Saved entries

^^^^^^^^

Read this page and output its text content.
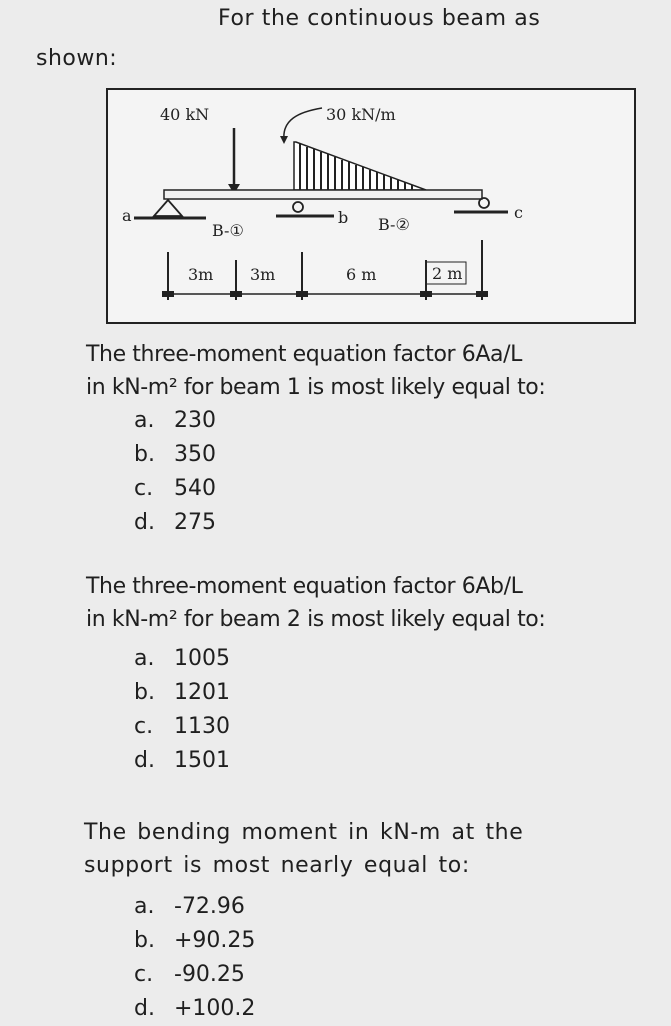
For the continuous beam as
shown:
40 kN	30 kN/m
a
B-①
b B-②
c
3m 3m	6 m	2 m
The three-moment equation factor 6Aa/L
in kN-m² for beam 1 is most likely equal to:
a. 230
b. 350
c. 540
d. 275
The three-moment equation factor 6Ab/L
in kN-m² for beam 2 is most likely equal to:
a. 1005
b. 1201
c. 1130
d. 1501
The bending moment in kN-m at the
support is most nearly equal to:
a. -72.96
b. +90.25
c. -90.25
d. +100.2
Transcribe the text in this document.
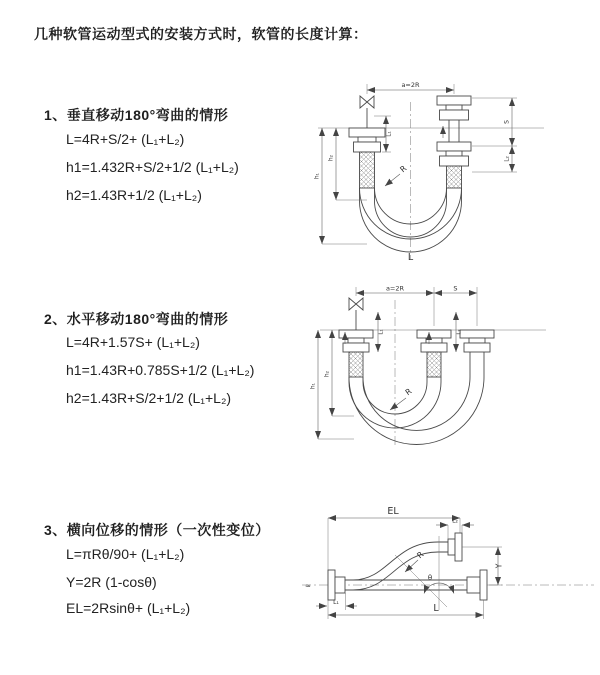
几种软管运动型式的安装方式时，软管的长度计算：
1、垂直移动180°弯曲的情形
L=4R+S/2+ (L₁+L₂)
h1=1.432R+S/2+1/2 (L₁+L₂)
h2=1.43R+1/2 (L₁+L₂)
2、水平移动180°弯曲的情形
L=4R+1.57S+ (L₁+L₂)
h1=1.43R+0.785S+1/2 (L₁+L₂)
h2=1.43R+S/2+1/2 (L₁+L₂)
3、横向位移的情形（一次性变位）
L=πRθ/90+ (L₁+L₂)
Y=2R (1-cosθ)
EL=2Rsinθ+ (L₁+L₂)
a=2R
L₁
S
L₂
h₁
h₂
R
L
a=2R	S
h₁
h₂
L₁	L₂
R
≈
EL
L₂
L₁
L
Y
R
θ
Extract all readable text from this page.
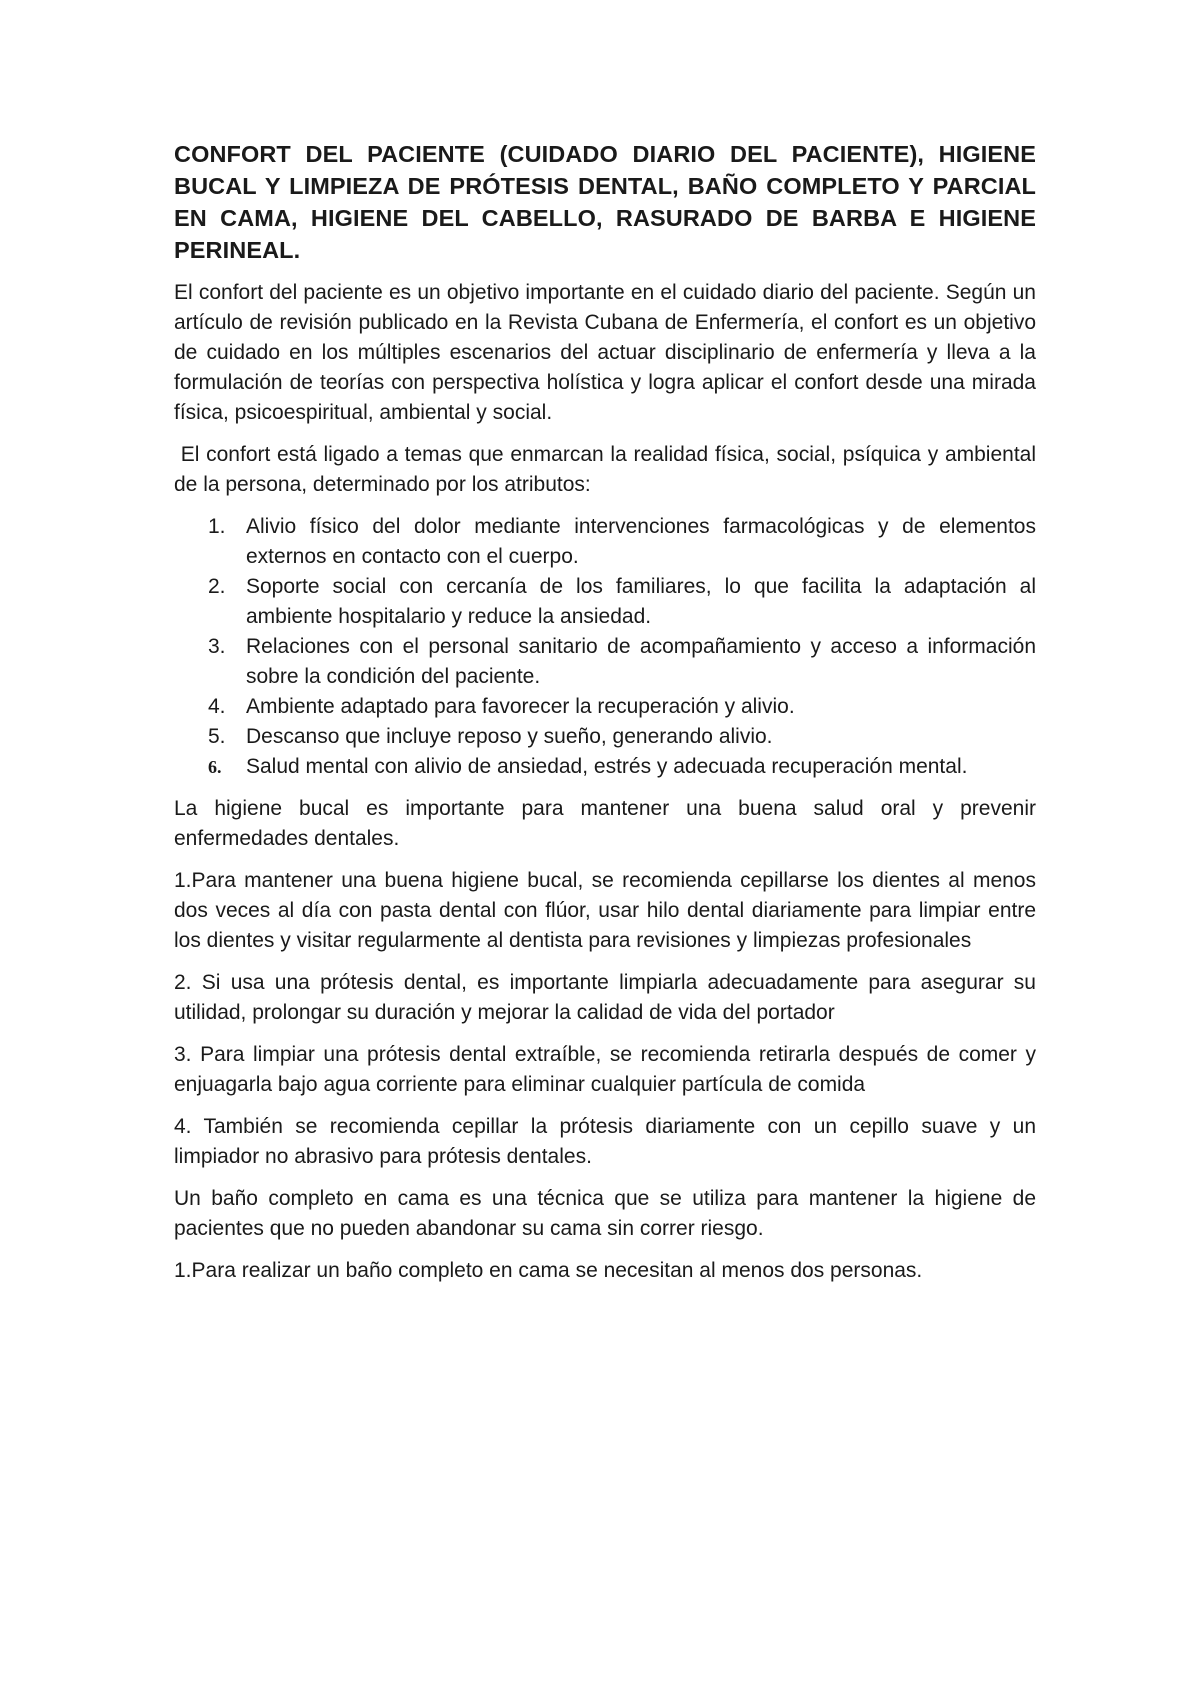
CONFORT DEL PACIENTE (CUIDADO DIARIO DEL PACIENTE), HIGIENE BUCAL Y LIMPIEZA DE PRÓTESIS DENTAL, BAÑO COMPLETO Y PARCIAL EN CAMA, HIGIENE DEL CABELLO, RASURADO DE BARBA E HIGIENE PERINEAL.

El confort del paciente es un objetivo importante en el cuidado diario del paciente. Según un artículo de revisión publicado en la Revista Cubana de Enfermería, el confort es un objetivo de cuidado en los múltiples escenarios del actuar disciplinario de enfermería y lleva a la formulación de teorías con perspectiva holística y logra aplicar el confort desde una mirada física, psicoespiritual, ambiental y social.

El confort está ligado a temas que enmarcan la realidad física, social, psíquica y ambiental de la persona, determinado por los atributos:

1. Alivio físico del dolor mediante intervenciones farmacológicas y de elementos externos en contacto con el cuerpo.
2. Soporte social con cercanía de los familiares, lo que facilita la adaptación al ambiente hospitalario y reduce la ansiedad.
3. Relaciones con el personal sanitario de acompañamiento y acceso a información sobre la condición del paciente.
4. Ambiente adaptado para favorecer la recuperación y alivio.
5. Descanso que incluye reposo y sueño, generando alivio.
6. Salud mental con alivio de ansiedad, estrés y adecuada recuperación mental.

La higiene bucal es importante para mantener una buena salud oral y prevenir enfermedades dentales.

1.Para mantener una buena higiene bucal, se recomienda cepillarse los dientes al menos dos veces al día con pasta dental con flúor, usar hilo dental diariamente para limpiar entre los dientes y visitar regularmente al dentista para revisiones y limpiezas profesionales

2. Si usa una prótesis dental, es importante limpiarla adecuadamente para asegurar su utilidad, prolongar su duración y mejorar la calidad de vida del portador

3. Para limpiar una prótesis dental extraíble, se recomienda retirarla después de comer y enjuagarla bajo agua corriente para eliminar cualquier partícula de comida

4. También se recomienda cepillar la prótesis diariamente con un cepillo suave y un limpiador no abrasivo para prótesis dentales.

Un baño completo en cama es una técnica que se utiliza para mantener la higiene de pacientes que no pueden abandonar su cama sin correr riesgo.

1.Para realizar un baño completo en cama se necesitan al menos dos personas.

^^^^^^^^

Required task: Each line above is to be copied verbatim. Drop any image from the copy.

The solution:
Read this page and output its text content.
For the continuous beam as
shown:
40 kN	30 kN/m
a
B-①
b B-②
c
3m 3m	6 m	2 m
The three-moment equation factor 6Aa/L
in kN-m² for beam 1 is most likely equal to:
a. 230
b. 350
c. 540
d. 275
The three-moment equation factor 6Ab/L
in kN-m² for beam 2 is most likely equal to:
a. 1005
b. 1201
c. 1130
d. 1501
The bending moment in kN-m at the
support is most nearly equal to:
a. -72.96
b. +90.25
c. -90.25
d. +100.2
Transcribe the text in this document.
几种软管运动型式的安装方式时，软管的长度计算：
1、垂直移动180°弯曲的情形
L=4R+S/2+ (L₁+L₂)
h1=1.432R+S/2+1/2 (L₁+L₂)
h2=1.43R+1/2 (L₁+L₂)
2、水平移动180°弯曲的情形
L=4R+1.57S+ (L₁+L₂)
h1=1.43R+0.785S+1/2 (L₁+L₂)
h2=1.43R+S/2+1/2 (L₁+L₂)
3、横向位移的情形（一次性变位）
L=πRθ/90+ (L₁+L₂)
Y=2R (1-cosθ)
EL=2Rsinθ+ (L₁+L₂)
a=2R
L₁
S
L₂
h₁
h₂
R
L
a=2R	S
h₁
h₂
L₁	L₂
R
≈
EL
L₂
L₁
L
Y
R
θ
Extract all readable text from this page.
CONFORT DEL PACIENTE (CUIDADO DIARIO DEL PACIENTE), HIGIENE BUCAL Y LIMPIEZA DE PRÓTESIS DENTAL, BAÑO COMPLETO Y PARCIAL EN CAMA, HIGIENE DEL CABELLO, RASURADO DE BARBA E HIGIENE PERINEAL.

El confort del paciente es un objetivo importante en el cuidado diario del paciente. Según un artículo de revisión publicado en la Revista Cubana de Enfermería, el confort es un objetivo de cuidado en los múltiples escenarios del actuar disciplinario de enfermería y lleva a la formulación de teorías con perspectiva holística y logra aplicar el confort desde una mirada física, psicoespiritual, ambiental y social.

El confort está ligado a temas que enmarcan la realidad física, social, psíquica y ambiental de la persona, determinado por los atributos:

1. Alivio físico del dolor mediante intervenciones farmacológicas y de elementos externos en contacto con el cuerpo.
2. Soporte social con cercanía de los familiares, lo que facilita la adaptación al ambiente hospitalario y reduce la ansiedad.
3. Relaciones con el personal sanitario de acompañamiento y acceso a información sobre la condición del paciente.
4. Ambiente adaptado para favorecer la recuperación y alivio.
5. Descanso que incluye reposo y sueño, generando alivio.
6. Salud mental con alivio de ansiedad, estrés y adecuada recuperación mental.

La higiene bucal es importante para mantener una buena salud oral y prevenir enfermedades dentales.

1.Para mantener una buena higiene bucal, se recomienda cepillarse los dientes al menos dos veces al día con pasta dental con flúor, usar hilo dental diariamente para limpiar entre los dientes y visitar regularmente al dentista para revisiones y limpiezas profesionales

2. Si usa una prótesis dental, es importante limpiarla adecuadamente para asegurar su utilidad, prolongar su duración y mejorar la calidad de vida del portador

3. Para limpiar una prótesis dental extraíble, se recomienda retirarla después de comer y enjuagarla bajo agua corriente para eliminar cualquier partícula de comida

4. También se recomienda cepillar la prótesis diariamente con un cepillo suave y un limpiador no abrasivo para prótesis dentales.

Un baño completo en cama es una técnica que se utiliza para mantener la higiene de pacientes que no pueden abandonar su cama sin correr riesgo.

1.Para realizar un baño completo en cama se necesitan al menos dos personas.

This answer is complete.